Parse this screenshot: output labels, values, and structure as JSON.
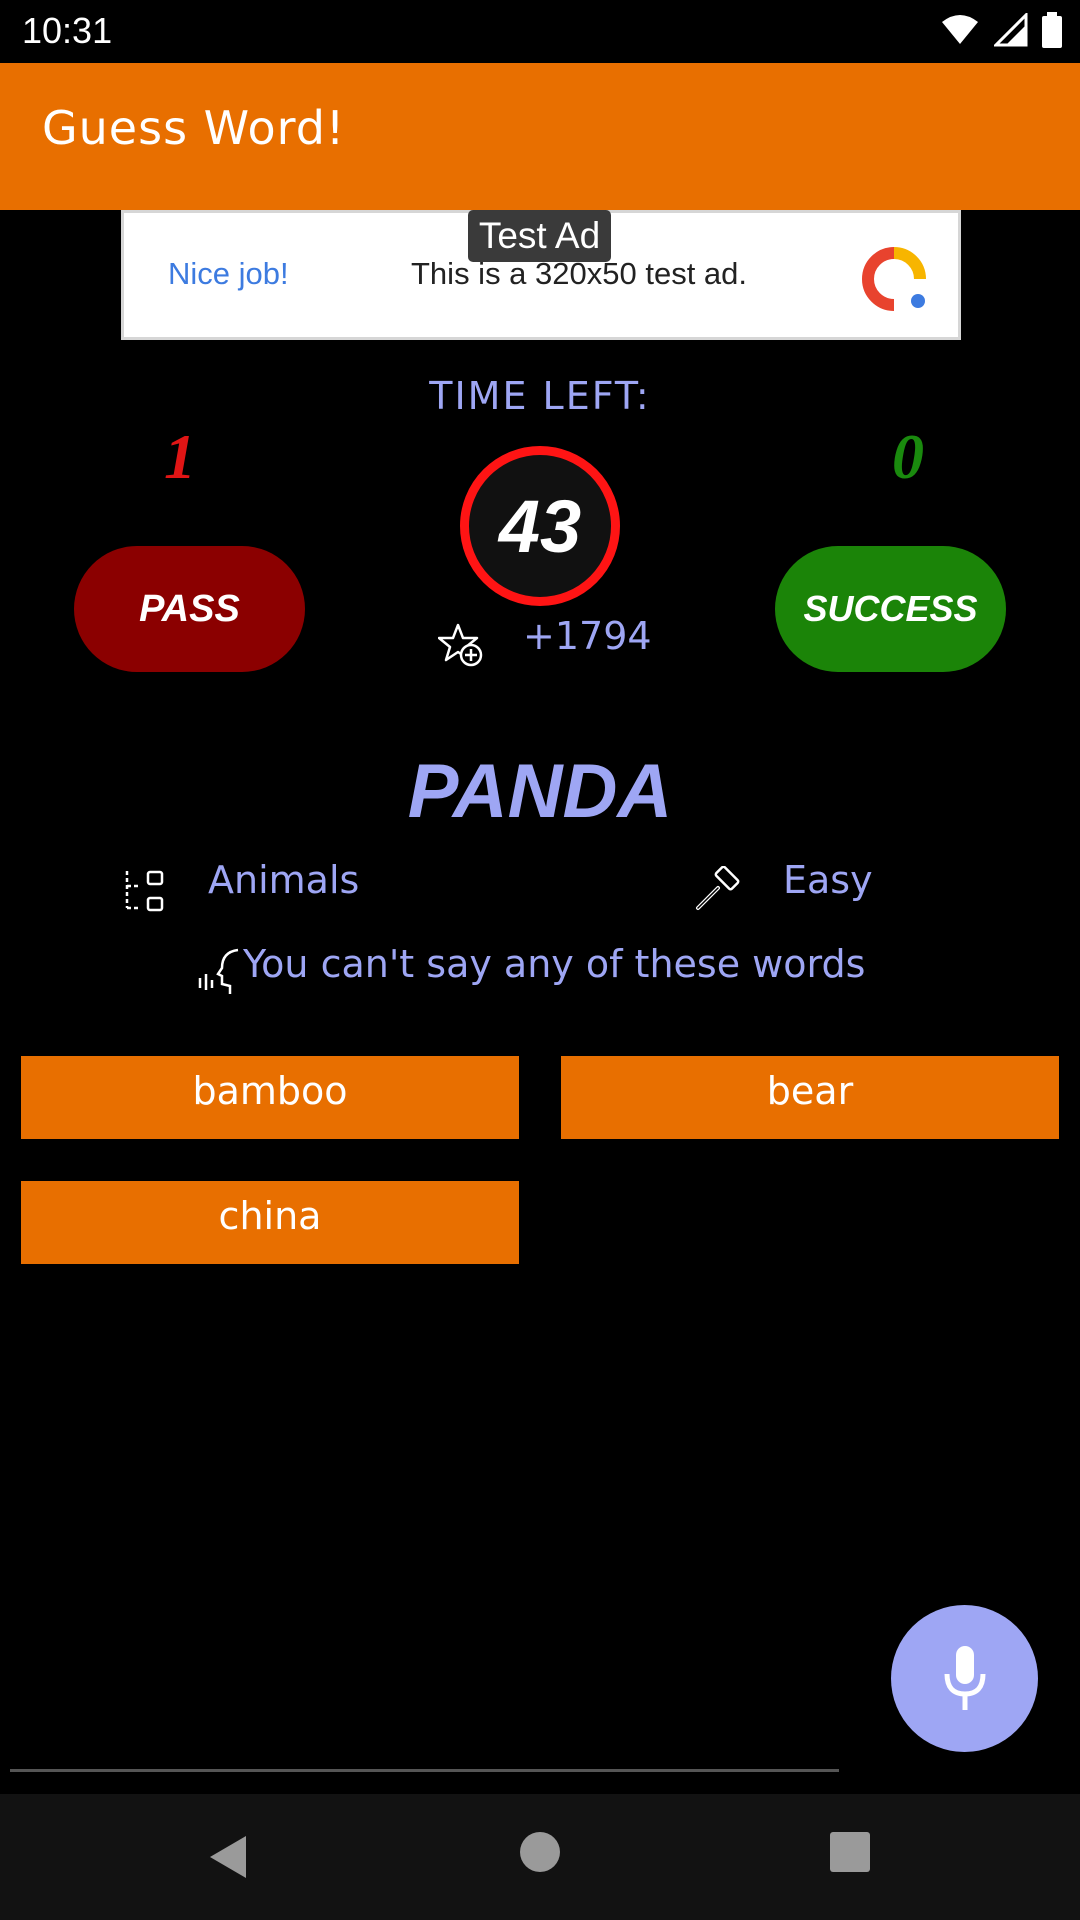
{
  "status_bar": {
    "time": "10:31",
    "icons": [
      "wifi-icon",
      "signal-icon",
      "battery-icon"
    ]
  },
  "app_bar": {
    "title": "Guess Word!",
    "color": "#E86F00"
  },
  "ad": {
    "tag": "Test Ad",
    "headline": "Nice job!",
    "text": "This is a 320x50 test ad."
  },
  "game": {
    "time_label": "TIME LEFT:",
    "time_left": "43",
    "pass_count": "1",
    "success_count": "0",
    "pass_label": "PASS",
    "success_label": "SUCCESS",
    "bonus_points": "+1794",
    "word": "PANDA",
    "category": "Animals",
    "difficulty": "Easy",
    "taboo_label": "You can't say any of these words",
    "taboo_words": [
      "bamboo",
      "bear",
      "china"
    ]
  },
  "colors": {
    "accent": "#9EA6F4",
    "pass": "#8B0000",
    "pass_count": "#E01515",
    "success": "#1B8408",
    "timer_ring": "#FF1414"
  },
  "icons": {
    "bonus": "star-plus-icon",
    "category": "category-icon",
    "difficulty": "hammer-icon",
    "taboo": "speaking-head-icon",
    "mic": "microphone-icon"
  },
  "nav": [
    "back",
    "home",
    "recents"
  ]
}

**EXERCISE TASK:**
From the data above, copy each line that holds "difficulty".

**WORKED ANSWER:**
    "difficulty": "Easy",
    "difficulty": "hammer-icon",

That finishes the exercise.